— start —
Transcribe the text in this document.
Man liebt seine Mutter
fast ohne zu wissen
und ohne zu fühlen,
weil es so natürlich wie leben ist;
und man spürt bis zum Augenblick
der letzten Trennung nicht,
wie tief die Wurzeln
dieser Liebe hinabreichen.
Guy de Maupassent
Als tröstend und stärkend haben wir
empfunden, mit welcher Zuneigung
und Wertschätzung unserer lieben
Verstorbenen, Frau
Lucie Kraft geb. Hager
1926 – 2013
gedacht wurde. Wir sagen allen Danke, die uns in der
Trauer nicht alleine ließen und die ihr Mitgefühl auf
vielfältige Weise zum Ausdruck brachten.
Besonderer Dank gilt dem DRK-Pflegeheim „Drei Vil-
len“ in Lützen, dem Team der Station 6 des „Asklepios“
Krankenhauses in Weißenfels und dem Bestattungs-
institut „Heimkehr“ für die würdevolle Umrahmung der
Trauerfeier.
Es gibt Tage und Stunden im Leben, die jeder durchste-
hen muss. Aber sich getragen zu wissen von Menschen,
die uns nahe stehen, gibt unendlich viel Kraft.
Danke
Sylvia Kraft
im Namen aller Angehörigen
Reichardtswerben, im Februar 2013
— end —
— start —
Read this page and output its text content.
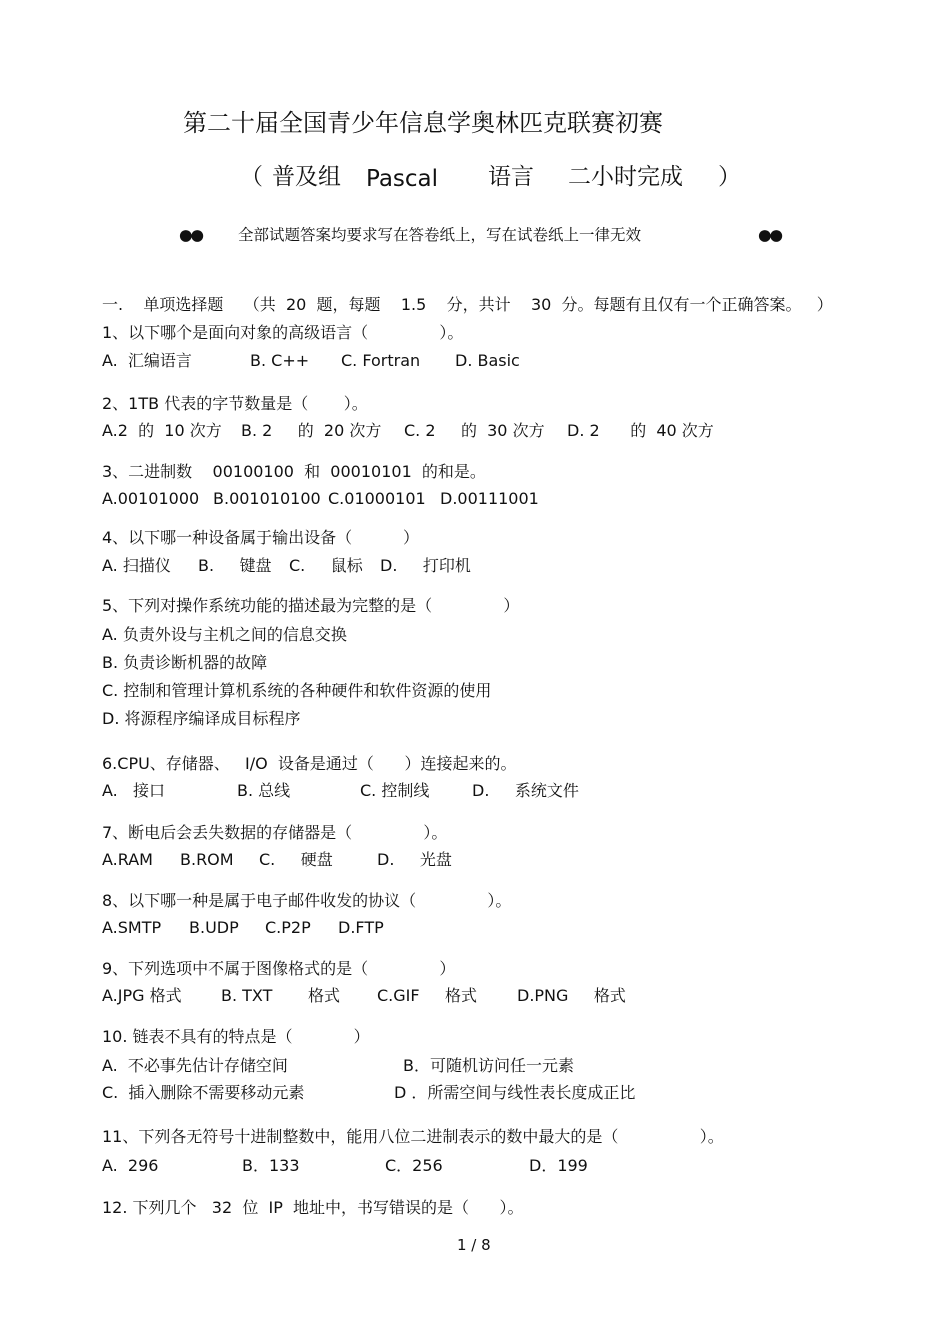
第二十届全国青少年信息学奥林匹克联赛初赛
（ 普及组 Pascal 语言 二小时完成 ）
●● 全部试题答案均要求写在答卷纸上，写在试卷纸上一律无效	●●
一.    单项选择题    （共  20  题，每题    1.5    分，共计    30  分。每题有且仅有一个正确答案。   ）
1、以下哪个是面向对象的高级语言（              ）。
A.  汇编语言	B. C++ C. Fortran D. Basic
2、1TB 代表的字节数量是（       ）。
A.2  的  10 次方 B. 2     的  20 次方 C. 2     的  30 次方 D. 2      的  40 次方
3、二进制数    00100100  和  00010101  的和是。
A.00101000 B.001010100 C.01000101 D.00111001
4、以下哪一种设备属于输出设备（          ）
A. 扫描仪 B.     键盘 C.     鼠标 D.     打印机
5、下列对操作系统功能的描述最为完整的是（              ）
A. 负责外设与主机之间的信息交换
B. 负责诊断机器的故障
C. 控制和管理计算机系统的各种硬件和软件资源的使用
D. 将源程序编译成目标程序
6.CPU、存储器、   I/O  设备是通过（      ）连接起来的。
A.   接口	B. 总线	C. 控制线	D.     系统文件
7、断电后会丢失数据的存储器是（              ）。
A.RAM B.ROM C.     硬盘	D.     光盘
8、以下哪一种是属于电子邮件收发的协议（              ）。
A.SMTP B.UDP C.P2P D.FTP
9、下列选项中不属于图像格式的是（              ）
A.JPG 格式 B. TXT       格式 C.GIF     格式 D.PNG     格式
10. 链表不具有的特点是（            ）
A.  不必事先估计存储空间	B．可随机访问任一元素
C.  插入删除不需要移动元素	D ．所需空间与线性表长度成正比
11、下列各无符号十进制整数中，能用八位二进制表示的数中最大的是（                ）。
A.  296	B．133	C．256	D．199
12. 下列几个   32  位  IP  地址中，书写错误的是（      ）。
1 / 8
— end —
— start —
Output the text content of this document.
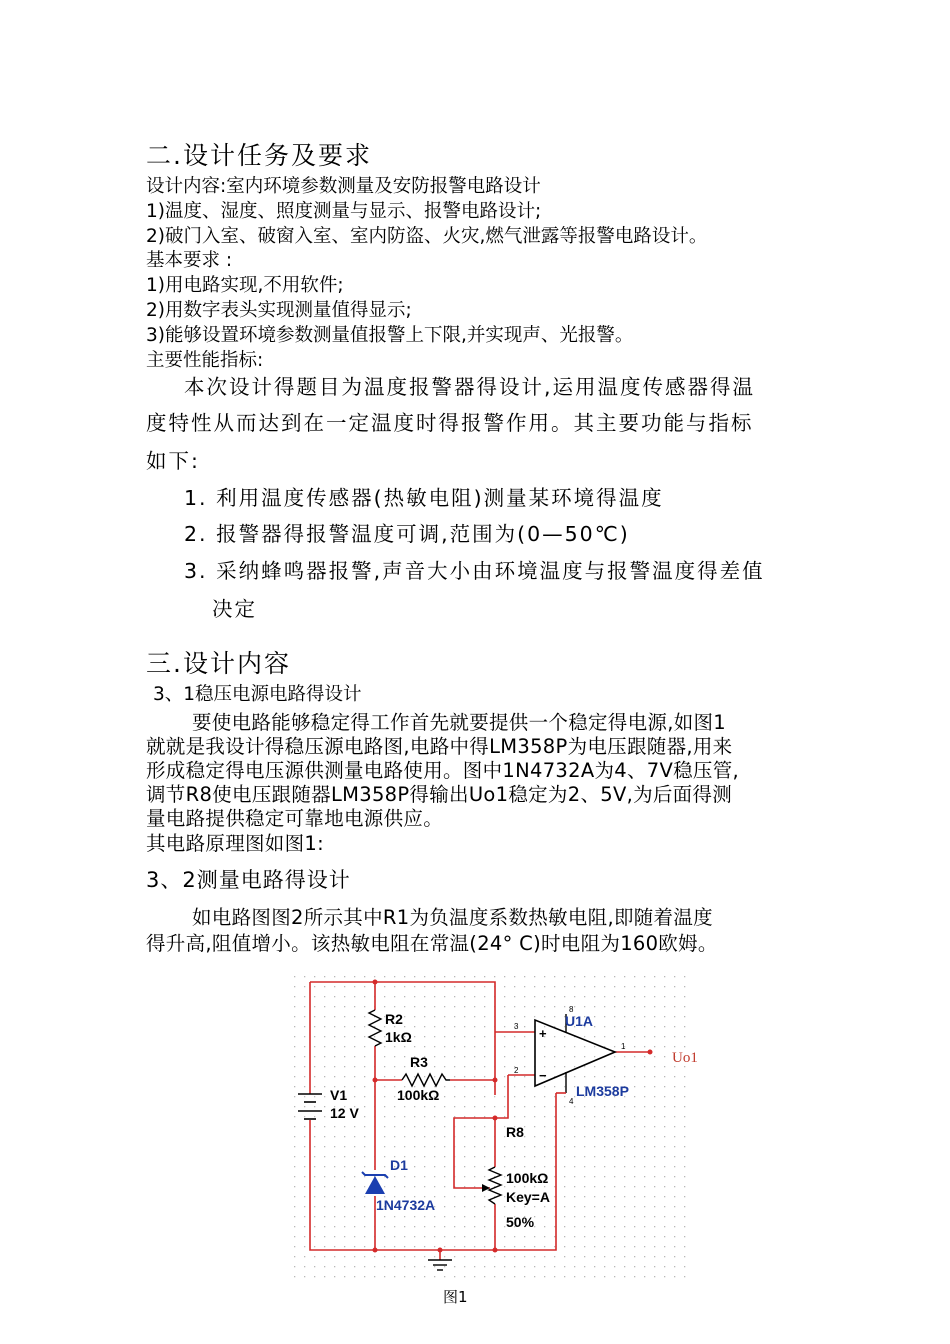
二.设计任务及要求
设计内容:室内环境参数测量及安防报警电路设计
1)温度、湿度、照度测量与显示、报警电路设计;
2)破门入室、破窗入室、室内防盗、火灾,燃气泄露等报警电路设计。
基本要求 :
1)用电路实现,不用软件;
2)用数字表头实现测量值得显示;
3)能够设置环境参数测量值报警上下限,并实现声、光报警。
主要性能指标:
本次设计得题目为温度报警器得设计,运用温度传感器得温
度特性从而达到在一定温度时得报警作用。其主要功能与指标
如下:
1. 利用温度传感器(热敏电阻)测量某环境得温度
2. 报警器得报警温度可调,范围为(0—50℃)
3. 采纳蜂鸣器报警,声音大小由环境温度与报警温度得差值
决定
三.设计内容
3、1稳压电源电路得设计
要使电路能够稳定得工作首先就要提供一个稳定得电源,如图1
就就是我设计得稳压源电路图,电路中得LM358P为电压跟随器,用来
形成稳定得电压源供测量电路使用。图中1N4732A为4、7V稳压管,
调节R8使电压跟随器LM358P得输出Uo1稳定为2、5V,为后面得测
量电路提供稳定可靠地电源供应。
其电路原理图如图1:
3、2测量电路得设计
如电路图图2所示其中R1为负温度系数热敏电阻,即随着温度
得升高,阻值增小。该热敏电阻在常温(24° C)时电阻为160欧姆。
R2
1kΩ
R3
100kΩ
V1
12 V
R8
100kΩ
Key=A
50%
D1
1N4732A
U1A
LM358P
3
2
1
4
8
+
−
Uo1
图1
— end —
What is expected: Return the lines of the records that include the string "content".

Exercise solution:
Read this page and output its text content.
Output the text content of this document.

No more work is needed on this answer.